**Required action**
Make an exact copy of every record that follows.

╔══

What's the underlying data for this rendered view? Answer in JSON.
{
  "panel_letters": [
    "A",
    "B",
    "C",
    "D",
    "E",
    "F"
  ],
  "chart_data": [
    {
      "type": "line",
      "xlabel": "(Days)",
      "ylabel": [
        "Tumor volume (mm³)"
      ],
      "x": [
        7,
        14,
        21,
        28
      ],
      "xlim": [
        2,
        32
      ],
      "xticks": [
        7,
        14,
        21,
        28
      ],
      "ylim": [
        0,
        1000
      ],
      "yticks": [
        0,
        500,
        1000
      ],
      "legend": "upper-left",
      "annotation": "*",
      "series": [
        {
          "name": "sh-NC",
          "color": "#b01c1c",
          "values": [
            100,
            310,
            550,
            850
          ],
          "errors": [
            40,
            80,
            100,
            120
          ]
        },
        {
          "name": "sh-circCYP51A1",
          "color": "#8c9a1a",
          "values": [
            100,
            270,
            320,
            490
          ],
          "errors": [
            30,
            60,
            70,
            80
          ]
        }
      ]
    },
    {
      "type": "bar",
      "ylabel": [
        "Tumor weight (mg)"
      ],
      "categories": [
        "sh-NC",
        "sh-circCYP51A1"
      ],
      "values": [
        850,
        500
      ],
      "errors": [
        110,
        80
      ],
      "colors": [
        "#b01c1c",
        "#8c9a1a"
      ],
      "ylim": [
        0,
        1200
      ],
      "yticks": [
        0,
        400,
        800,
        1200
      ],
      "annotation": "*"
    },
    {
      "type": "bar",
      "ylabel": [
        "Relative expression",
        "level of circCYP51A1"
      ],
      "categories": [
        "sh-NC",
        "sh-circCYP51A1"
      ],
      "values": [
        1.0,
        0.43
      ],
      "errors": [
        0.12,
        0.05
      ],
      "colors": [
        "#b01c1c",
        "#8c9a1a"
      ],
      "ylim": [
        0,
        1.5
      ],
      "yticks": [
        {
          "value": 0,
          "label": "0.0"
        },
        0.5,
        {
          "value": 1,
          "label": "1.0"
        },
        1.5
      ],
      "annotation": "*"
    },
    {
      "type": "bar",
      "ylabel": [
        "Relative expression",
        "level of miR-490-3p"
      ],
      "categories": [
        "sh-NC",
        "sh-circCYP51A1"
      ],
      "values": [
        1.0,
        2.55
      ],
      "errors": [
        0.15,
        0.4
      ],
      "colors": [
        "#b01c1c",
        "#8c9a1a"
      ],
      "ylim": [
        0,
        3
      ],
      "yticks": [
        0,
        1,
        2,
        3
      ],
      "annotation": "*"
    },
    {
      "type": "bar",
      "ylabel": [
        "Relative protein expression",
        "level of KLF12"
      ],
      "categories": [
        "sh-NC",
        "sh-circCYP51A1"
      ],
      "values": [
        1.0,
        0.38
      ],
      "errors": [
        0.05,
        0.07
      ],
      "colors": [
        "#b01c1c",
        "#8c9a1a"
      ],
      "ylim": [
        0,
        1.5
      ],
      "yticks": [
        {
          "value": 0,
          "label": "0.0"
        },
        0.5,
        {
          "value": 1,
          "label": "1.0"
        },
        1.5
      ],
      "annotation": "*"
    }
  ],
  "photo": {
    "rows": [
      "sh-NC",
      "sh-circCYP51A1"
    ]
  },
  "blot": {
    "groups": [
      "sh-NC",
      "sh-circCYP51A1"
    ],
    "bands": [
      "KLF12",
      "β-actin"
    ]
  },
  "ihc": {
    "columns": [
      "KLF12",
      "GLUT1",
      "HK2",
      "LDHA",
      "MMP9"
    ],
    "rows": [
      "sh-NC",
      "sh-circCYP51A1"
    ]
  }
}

╚══

**Solution to this problem**
What's the underlying data for this rendered view? Answer in JSON.
{
  "panel_letters": [
    "A",
    "B",
    "C",
    "D",
    "E",
    "F"
  ],
  "chart_data": [
    {
      "type": "line",
      "xlabel": "(Days)",
      "ylabel": [
        "Tumor volume (mm³)"
      ],
      "x": [
        7,
        14,
        21,
        28
      ],
      "xlim": [
        2,
        32
      ],
      "xticks": [
        7,
        14,
        21,
        28
      ],
      "ylim": [
        0,
        1000
      ],
      "yticks": [
        0,
        500,
        1000
      ],
      "legend": "upper-left",
      "annotation": "*",
      "series": [
        {
          "name": "sh-NC",
          "color": "#b01c1c",
          "values": [
            100,
            310,
            550,
            850
          ],
          "errors": [
            40,
            80,
            100,
            120
          ]
        },
        {
          "name": "sh-circCYP51A1",
          "color": "#8c9a1a",
          "values": [
            100,
            270,
            320,
            490
          ],
          "errors": [
            30,
            60,
            70,
            80
          ]
        }
      ]
    },
    {
      "type": "bar",
      "ylabel": [
        "Tumor weight (mg)"
      ],
      "categories": [
        "sh-NC",
        "sh-circCYP51A1"
      ],
      "values": [
        850,
        500
      ],
      "errors": [
        110,
        80
      ],
      "colors": [
        "#b01c1c",
        "#8c9a1a"
      ],
      "ylim": [
        0,
        1200
      ],
      "yticks": [
        0,
        400,
        800,
        1200
      ],
      "annotation": "*"
    },
    {
      "type": "bar",
      "ylabel": [
        "Relative expression",
        "level of circCYP51A1"
      ],
      "categories": [
        "sh-NC",
        "sh-circCYP51A1"
      ],
      "values": [
        1.0,
        0.43
      ],
      "errors": [
        0.12,
        0.05
      ],
      "colors": [
        "#b01c1c",
        "#8c9a1a"
      ],
      "ylim": [
        0,
        1.5
      ],
      "yticks": [
        {
          "value": 0,
          "label": "0.0"
        },
        0.5,
        {
          "value": 1,
          "label": "1.0"
        },
        1.5
      ],
      "annotation": "*"
    },
    {
      "type": "bar",
      "ylabel": [
        "Relative expression",
        "level of miR-490-3p"
      ],
      "categories": [
        "sh-NC",
        "sh-circCYP51A1"
      ],
      "values": [
        1.0,
        2.55
      ],
      "errors": [
        0.15,
        0.4
      ],
      "colors": [
        "#b01c1c",
        "#8c9a1a"
      ],
      "ylim": [
        0,
        3
      ],
      "yticks": [
        0,
        1,
        2,
        3
      ],
      "annotation": "*"
    },
    {
      "type": "bar",
      "ylabel": [
        "Relative protein expression",
        "level of KLF12"
      ],
      "categories": [
        "sh-NC",
        "sh-circCYP51A1"
      ],
      "values": [
        1.0,
        0.38
      ],
      "errors": [
        0.05,
        0.07
      ],
      "colors": [
        "#b01c1c",
        "#8c9a1a"
      ],
      "ylim": [
        0,
        1.5
      ],
      "yticks": [
        {
          "value": 0,
          "label": "0.0"
        },
        0.5,
        {
          "value": 1,
          "label": "1.0"
        },
        1.5
      ],
      "annotation": "*"
    }
  ],
  "photo": {
    "rows": [
      "sh-NC",
      "sh-circCYP51A1"
    ]
  },
  "blot": {
    "groups": [
      "sh-NC",
      "sh-circCYP51A1"
    ],
    "bands": [
      "KLF12",
      "β-actin"
    ]
  },
  "ihc": {
    "columns": [
      "KLF12",
      "GLUT1",
      "HK2",
      "LDHA",
      "MMP9"
    ],
    "rows": [
      "sh-NC",
      "sh-circCYP51A1"
    ]
  }
}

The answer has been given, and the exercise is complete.